What you will do —
From the entries below, please gather each line containing the string "Create".

Task data —
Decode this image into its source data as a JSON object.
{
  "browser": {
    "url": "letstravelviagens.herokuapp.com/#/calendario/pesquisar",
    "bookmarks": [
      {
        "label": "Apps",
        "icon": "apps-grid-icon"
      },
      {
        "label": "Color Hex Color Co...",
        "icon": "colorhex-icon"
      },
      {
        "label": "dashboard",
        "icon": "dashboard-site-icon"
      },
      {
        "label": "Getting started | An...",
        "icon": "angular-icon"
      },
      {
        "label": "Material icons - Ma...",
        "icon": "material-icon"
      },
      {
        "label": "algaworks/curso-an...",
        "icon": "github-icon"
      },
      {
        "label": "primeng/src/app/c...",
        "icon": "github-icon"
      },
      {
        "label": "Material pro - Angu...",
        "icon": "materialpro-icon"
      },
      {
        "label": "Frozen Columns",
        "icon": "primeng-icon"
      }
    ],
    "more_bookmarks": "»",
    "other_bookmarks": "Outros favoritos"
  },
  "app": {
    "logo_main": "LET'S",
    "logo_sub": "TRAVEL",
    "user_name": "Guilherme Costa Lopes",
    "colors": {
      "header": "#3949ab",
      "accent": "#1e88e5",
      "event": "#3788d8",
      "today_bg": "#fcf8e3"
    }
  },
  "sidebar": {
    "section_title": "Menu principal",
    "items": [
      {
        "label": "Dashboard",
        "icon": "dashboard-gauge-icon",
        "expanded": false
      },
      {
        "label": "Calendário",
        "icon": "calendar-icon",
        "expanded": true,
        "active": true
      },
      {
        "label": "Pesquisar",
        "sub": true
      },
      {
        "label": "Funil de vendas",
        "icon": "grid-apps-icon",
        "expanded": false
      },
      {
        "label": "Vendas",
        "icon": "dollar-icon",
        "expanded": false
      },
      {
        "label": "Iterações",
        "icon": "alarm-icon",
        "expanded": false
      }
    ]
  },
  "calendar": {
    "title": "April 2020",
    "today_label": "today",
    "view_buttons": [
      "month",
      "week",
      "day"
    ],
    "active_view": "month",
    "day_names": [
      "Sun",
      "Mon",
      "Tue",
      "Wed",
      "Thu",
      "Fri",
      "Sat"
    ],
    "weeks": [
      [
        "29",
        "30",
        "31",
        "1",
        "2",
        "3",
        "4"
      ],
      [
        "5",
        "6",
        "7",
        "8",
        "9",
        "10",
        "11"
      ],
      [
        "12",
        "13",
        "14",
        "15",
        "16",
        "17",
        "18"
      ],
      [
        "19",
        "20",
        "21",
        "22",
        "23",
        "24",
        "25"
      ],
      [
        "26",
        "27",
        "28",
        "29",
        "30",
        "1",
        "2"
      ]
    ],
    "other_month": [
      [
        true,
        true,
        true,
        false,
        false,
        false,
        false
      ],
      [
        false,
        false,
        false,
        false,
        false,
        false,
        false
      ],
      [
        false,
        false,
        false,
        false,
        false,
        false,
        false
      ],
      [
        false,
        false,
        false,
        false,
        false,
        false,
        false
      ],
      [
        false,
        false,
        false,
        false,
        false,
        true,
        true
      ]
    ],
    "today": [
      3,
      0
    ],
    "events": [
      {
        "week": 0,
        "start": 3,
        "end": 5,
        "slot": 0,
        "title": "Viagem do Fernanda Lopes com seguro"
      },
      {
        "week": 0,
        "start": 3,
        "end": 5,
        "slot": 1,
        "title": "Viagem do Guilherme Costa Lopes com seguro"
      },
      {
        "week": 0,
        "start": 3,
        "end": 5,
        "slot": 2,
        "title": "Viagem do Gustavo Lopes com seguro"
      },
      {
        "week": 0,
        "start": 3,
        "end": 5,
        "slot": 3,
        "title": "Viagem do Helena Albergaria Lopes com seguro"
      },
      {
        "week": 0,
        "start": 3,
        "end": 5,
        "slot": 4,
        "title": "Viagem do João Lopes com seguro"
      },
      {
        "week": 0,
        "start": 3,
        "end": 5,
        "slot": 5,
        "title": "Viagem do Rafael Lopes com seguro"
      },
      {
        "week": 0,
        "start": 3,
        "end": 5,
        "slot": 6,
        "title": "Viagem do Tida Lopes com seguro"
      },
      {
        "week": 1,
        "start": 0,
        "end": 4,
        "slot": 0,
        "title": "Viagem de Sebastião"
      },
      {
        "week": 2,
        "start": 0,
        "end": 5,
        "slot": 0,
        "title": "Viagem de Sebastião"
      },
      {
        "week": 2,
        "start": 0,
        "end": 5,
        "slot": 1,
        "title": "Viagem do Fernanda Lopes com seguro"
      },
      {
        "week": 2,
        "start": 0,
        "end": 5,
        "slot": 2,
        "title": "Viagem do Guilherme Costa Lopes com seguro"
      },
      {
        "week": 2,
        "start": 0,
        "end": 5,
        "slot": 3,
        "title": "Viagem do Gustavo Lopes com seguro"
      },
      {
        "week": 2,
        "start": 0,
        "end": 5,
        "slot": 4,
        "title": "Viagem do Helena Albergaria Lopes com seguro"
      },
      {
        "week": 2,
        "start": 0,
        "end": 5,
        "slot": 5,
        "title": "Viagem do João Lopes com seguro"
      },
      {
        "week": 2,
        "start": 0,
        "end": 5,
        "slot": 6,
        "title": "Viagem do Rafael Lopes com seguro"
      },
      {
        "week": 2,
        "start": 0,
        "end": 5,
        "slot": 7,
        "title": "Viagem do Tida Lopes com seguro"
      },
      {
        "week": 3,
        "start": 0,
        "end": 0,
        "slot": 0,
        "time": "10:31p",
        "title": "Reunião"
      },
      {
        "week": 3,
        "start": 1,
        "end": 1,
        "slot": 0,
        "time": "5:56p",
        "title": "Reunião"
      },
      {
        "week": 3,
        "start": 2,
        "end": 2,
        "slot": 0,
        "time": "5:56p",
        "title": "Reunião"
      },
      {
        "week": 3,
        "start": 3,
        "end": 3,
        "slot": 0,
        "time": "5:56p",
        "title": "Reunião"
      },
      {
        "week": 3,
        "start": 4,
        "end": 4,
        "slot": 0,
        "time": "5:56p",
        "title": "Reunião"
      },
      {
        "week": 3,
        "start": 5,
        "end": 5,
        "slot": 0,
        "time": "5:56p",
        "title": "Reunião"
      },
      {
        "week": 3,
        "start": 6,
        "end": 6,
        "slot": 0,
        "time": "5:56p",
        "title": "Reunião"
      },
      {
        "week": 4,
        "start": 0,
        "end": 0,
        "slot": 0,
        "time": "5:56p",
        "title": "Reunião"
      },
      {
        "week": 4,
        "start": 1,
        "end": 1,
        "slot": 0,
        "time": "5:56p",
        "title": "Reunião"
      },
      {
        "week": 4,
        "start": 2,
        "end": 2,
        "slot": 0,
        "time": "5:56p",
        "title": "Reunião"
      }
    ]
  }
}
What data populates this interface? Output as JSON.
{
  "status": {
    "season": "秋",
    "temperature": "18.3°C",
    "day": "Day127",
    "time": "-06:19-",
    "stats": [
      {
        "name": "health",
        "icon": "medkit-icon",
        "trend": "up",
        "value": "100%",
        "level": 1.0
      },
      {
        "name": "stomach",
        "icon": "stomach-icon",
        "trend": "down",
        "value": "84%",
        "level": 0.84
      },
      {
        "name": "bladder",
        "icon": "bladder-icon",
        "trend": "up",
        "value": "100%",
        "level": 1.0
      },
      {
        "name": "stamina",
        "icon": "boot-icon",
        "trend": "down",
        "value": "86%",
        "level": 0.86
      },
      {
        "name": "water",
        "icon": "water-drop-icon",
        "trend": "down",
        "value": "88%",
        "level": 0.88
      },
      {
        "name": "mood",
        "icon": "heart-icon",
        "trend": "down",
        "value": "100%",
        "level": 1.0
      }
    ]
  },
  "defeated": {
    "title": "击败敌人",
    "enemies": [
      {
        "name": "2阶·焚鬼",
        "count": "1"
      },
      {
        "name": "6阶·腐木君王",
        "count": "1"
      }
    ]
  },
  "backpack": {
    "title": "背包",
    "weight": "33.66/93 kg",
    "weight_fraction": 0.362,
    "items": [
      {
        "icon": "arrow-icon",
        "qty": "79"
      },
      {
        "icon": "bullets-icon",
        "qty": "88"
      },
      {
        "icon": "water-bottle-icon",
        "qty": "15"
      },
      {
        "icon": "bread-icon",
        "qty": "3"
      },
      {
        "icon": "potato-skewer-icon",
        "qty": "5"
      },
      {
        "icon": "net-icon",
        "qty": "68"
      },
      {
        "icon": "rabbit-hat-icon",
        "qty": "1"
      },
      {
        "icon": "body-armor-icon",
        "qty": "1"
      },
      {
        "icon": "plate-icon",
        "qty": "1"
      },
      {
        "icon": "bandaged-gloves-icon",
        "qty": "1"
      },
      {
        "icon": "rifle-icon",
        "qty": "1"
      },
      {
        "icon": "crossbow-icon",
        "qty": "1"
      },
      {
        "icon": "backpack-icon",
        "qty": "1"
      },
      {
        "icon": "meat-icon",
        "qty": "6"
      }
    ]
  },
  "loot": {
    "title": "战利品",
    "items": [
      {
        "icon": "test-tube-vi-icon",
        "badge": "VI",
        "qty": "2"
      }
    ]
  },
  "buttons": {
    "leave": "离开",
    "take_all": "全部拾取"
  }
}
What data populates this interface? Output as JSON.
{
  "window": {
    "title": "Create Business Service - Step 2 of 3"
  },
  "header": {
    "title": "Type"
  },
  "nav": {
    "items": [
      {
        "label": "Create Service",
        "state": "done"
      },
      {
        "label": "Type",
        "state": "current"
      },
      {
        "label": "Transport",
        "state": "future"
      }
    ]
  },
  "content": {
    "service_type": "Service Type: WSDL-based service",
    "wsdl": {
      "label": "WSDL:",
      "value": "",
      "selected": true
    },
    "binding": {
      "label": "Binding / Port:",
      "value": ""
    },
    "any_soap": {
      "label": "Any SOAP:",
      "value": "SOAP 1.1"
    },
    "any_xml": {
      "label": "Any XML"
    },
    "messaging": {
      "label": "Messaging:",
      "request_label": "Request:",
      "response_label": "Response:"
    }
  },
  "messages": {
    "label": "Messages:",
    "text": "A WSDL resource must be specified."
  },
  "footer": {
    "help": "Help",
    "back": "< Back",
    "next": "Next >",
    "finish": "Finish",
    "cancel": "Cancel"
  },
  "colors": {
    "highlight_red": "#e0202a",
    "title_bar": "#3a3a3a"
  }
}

Output —
    "title": "Create Business Service - Step 2 of 3"
        "label": "Create Service",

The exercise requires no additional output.